Input material »
------------------------------------------------------------

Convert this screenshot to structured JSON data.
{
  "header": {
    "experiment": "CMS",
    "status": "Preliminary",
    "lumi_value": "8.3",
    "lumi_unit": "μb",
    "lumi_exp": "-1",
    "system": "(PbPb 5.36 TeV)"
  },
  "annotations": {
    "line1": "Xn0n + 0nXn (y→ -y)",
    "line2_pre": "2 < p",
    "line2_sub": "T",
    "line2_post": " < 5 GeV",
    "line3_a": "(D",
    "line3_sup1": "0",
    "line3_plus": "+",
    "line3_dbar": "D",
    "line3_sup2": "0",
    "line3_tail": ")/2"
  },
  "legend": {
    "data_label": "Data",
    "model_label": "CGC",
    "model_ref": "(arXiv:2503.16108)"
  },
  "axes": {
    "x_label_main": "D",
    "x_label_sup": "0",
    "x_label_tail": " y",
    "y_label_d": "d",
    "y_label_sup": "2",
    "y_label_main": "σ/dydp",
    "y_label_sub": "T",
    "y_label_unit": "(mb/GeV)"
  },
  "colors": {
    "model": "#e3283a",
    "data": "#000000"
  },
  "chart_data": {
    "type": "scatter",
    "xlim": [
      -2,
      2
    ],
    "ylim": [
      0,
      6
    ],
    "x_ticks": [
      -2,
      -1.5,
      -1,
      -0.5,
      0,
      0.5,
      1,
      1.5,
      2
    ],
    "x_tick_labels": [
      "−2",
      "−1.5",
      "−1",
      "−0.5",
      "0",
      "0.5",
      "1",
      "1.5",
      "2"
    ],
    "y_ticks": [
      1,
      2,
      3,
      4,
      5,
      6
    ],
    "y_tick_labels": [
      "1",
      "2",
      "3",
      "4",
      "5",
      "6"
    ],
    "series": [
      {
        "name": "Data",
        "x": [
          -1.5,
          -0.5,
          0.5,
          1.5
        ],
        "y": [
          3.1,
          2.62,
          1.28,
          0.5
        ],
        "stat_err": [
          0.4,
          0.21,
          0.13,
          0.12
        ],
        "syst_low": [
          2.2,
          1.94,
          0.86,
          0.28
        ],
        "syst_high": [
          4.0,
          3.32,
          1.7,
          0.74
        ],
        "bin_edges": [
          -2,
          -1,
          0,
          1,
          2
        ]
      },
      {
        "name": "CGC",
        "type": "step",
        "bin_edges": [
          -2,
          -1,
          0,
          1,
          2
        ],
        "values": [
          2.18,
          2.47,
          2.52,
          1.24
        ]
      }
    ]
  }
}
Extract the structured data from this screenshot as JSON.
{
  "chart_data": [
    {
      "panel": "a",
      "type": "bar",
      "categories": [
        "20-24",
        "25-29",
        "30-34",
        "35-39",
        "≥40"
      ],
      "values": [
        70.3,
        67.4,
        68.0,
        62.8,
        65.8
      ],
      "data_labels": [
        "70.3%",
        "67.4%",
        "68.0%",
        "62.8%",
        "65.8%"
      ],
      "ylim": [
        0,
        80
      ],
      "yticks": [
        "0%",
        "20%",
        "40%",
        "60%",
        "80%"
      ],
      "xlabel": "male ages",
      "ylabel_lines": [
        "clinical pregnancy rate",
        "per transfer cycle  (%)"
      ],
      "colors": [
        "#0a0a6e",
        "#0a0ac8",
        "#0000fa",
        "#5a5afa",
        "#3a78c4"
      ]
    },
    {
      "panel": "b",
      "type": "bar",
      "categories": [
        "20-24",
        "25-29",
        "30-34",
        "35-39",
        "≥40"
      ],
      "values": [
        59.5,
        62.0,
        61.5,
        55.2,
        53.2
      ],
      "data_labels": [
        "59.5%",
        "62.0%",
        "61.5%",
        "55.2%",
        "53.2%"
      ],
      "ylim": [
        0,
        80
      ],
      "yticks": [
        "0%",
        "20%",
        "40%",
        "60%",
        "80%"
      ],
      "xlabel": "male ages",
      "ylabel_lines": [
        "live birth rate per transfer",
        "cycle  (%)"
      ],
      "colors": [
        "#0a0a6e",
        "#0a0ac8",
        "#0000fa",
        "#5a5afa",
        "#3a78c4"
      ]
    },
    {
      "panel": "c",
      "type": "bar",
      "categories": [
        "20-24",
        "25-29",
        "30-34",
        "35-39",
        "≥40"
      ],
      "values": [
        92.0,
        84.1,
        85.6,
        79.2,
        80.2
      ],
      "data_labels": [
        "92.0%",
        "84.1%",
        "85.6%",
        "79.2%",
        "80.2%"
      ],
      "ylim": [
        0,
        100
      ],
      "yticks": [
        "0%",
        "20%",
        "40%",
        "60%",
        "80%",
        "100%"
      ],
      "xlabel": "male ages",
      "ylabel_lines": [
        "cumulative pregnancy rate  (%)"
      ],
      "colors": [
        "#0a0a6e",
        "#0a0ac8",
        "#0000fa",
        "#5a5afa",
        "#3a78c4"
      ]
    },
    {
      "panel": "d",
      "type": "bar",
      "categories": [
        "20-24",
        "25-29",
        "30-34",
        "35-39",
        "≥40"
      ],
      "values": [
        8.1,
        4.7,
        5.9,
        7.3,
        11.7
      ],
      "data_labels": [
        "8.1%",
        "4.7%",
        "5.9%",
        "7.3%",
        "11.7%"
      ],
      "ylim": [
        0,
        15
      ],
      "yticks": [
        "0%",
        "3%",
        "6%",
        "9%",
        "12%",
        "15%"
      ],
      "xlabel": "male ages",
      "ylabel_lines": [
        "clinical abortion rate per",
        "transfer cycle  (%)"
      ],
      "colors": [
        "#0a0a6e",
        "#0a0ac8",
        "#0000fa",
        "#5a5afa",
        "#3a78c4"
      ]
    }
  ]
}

------------------------------------------------------------

Short task » Every entry in the listing must be retyped exactly.

Exercise response »
Convert this screenshot to structured JSON data.
{
  "header": {
    "experiment": "CMS",
    "status": "Preliminary",
    "lumi_value": "8.3",
    "lumi_unit": "μb",
    "lumi_exp": "-1",
    "system": "(PbPb 5.36 TeV)"
  },
  "annotations": {
    "line1": "Xn0n + 0nXn (y→ -y)",
    "line2_pre": "2 < p",
    "line2_sub": "T",
    "line2_post": " < 5 GeV",
    "line3_a": "(D",
    "line3_sup1": "0",
    "line3_plus": "+",
    "line3_dbar": "D",
    "line3_sup2": "0",
    "line3_tail": ")/2"
  },
  "legend": {
    "data_label": "Data",
    "model_label": "CGC",
    "model_ref": "(arXiv:2503.16108)"
  },
  "axes": {
    "x_label_main": "D",
    "x_label_sup": "0",
    "x_label_tail": " y",
    "y_label_d": "d",
    "y_label_sup": "2",
    "y_label_main": "σ/dydp",
    "y_label_sub": "T",
    "y_label_unit": "(mb/GeV)"
  },
  "colors": {
    "model": "#e3283a",
    "data": "#000000"
  },
  "chart_data": {
    "type": "scatter",
    "xlim": [
      -2,
      2
    ],
    "ylim": [
      0,
      6
    ],
    "x_ticks": [
      -2,
      -1.5,
      -1,
      -0.5,
      0,
      0.5,
      1,
      1.5,
      2
    ],
    "x_tick_labels": [
      "−2",
      "−1.5",
      "−1",
      "−0.5",
      "0",
      "0.5",
      "1",
      "1.5",
      "2"
    ],
    "y_ticks": [
      1,
      2,
      3,
      4,
      5,
      6
    ],
    "y_tick_labels": [
      "1",
      "2",
      "3",
      "4",
      "5",
      "6"
    ],
    "series": [
      {
        "name": "Data",
        "x": [
          -1.5,
          -0.5,
          0.5,
          1.5
        ],
        "y": [
          3.1,
          2.62,
          1.28,
          0.5
        ],
        "stat_err": [
          0.4,
          0.21,
          0.13,
          0.12
        ],
        "syst_low": [
          2.2,
          1.94,
          0.86,
          0.28
        ],
        "syst_high": [
          4.0,
          3.32,
          1.7,
          0.74
        ],
        "bin_edges": [
          -2,
          -1,
          0,
          1,
          2
        ]
      },
      {
        "name": "CGC",
        "type": "step",
        "bin_edges": [
          -2,
          -1,
          0,
          1,
          2
        ],
        "values": [
          2.18,
          2.47,
          2.52,
          1.24
        ]
      }
    ]
  }
}
Extract the structured data from this screenshot as JSON.
{
  "chart_data": [
    {
      "panel": "a",
      "type": "bar",
      "categories": [
        "20-24",
        "25-29",
        "30-34",
        "35-39",
        "≥40"
      ],
      "values": [
        70.3,
        67.4,
        68.0,
        62.8,
        65.8
      ],
      "data_labels": [
        "70.3%",
        "67.4%",
        "68.0%",
        "62.8%",
        "65.8%"
      ],
      "ylim": [
        0,
        80
      ],
      "yticks": [
        "0%",
        "20%",
        "40%",
        "60%",
        "80%"
      ],
      "xlabel": "male ages",
      "ylabel_lines": [
        "clinical pregnancy rate",
        "per transfer cycle  (%)"
      ],
      "colors": [
        "#0a0a6e",
        "#0a0ac8",
        "#0000fa",
        "#5a5afa",
        "#3a78c4"
      ]
    },
    {
      "panel": "b",
      "type": "bar",
      "categories": [
        "20-24",
        "25-29",
        "30-34",
        "35-39",
        "≥40"
      ],
      "values": [
        59.5,
        62.0,
        61.5,
        55.2,
        53.2
      ],
      "data_labels": [
        "59.5%",
        "62.0%",
        "61.5%",
        "55.2%",
        "53.2%"
      ],
      "ylim": [
        0,
        80
      ],
      "yticks": [
        "0%",
        "20%",
        "40%",
        "60%",
        "80%"
      ],
      "xlabel": "male ages",
      "ylabel_lines": [
        "live birth rate per transfer",
        "cycle  (%)"
      ],
      "colors": [
        "#0a0a6e",
        "#0a0ac8",
        "#0000fa",
        "#5a5afa",
        "#3a78c4"
      ]
    },
    {
      "panel": "c",
      "type": "bar",
      "categories": [
        "20-24",
        "25-29",
        "30-34",
        "35-39",
        "≥40"
      ],
      "values": [
        92.0,
        84.1,
        85.6,
        79.2,
        80.2
      ],
      "data_labels": [
        "92.0%",
        "84.1%",
        "85.6%",
        "79.2%",
        "80.2%"
      ],
      "ylim": [
        0,
        100
      ],
      "yticks": [
        "0%",
        "20%",
        "40%",
        "60%",
        "80%",
        "100%"
      ],
      "xlabel": "male ages",
      "ylabel_lines": [
        "cumulative pregnancy rate  (%)"
      ],
      "colors": [
        "#0a0a6e",
        "#0a0ac8",
        "#0000fa",
        "#5a5afa",
        "#3a78c4"
      ]
    },
    {
      "panel": "d",
      "type": "bar",
      "categories": [
        "20-24",
        "25-29",
        "30-34",
        "35-39",
        "≥40"
      ],
      "values": [
        8.1,
        4.7,
        5.9,
        7.3,
        11.7
      ],
      "data_labels": [
        "8.1%",
        "4.7%",
        "5.9%",
        "7.3%",
        "11.7%"
      ],
      "ylim": [
        0,
        15
      ],
      "yticks": [
        "0%",
        "3%",
        "6%",
        "9%",
        "12%",
        "15%"
      ],
      "xlabel": "male ages",
      "ylabel_lines": [
        "clinical abortion rate per",
        "transfer cycle  (%)"
      ],
      "colors": [
        "#0a0a6e",
        "#0a0ac8",
        "#0000fa",
        "#5a5afa",
        "#3a78c4"
      ]
    }
  ]
}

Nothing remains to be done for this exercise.